Collected data:
+===+

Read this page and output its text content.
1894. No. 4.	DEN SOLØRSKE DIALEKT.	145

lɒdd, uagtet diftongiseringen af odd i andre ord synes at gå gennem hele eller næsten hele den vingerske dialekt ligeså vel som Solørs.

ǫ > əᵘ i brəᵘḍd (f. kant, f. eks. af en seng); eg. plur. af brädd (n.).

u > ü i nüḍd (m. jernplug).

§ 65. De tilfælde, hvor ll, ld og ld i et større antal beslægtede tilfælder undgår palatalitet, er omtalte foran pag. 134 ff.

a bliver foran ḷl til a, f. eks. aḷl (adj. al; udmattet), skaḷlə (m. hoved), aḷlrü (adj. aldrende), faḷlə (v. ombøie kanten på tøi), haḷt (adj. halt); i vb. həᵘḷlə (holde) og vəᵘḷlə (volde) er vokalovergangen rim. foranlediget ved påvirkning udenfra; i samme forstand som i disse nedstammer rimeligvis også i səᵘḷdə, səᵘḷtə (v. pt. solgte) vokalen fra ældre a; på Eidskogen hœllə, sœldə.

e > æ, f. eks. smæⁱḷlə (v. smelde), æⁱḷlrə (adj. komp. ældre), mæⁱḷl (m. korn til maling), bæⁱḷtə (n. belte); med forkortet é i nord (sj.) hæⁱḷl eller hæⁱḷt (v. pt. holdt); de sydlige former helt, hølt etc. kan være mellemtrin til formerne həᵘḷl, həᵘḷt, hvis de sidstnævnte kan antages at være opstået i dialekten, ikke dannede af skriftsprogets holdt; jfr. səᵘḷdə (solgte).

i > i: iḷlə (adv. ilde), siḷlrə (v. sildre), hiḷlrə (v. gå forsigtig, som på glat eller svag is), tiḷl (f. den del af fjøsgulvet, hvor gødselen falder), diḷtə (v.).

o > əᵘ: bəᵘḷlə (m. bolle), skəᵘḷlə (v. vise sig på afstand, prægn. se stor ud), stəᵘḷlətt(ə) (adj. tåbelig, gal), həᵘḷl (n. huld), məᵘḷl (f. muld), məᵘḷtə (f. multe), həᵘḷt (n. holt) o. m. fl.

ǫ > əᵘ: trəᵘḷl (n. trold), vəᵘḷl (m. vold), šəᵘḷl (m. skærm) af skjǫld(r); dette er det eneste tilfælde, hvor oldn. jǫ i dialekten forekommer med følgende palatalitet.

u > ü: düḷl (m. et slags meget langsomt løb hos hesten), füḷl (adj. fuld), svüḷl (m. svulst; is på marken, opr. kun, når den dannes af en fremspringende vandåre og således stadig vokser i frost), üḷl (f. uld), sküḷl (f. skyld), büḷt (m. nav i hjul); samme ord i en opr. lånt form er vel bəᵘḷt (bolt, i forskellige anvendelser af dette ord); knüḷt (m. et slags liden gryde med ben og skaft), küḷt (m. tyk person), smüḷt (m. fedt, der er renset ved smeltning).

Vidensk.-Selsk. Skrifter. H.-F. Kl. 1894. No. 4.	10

+===+

Directions = Locate the word "palatalitet" in the records and collect each line it appears in.

Right answer =
§ 65. De tilfælde, hvor ll, ld og ld i et større antal beslægtede tilfælder undgår palatalitet, er omtalte foran pag. 134 ff.
ǫ > əᵘ: trəᵘḷl (n. trold), vəᵘḷl (m. vold), šəᵘḷl (m. skærm) af skjǫld(r); dette er det eneste tilfælde, hvor oldn. jǫ i dialekten forekommer med følgende palatalitet.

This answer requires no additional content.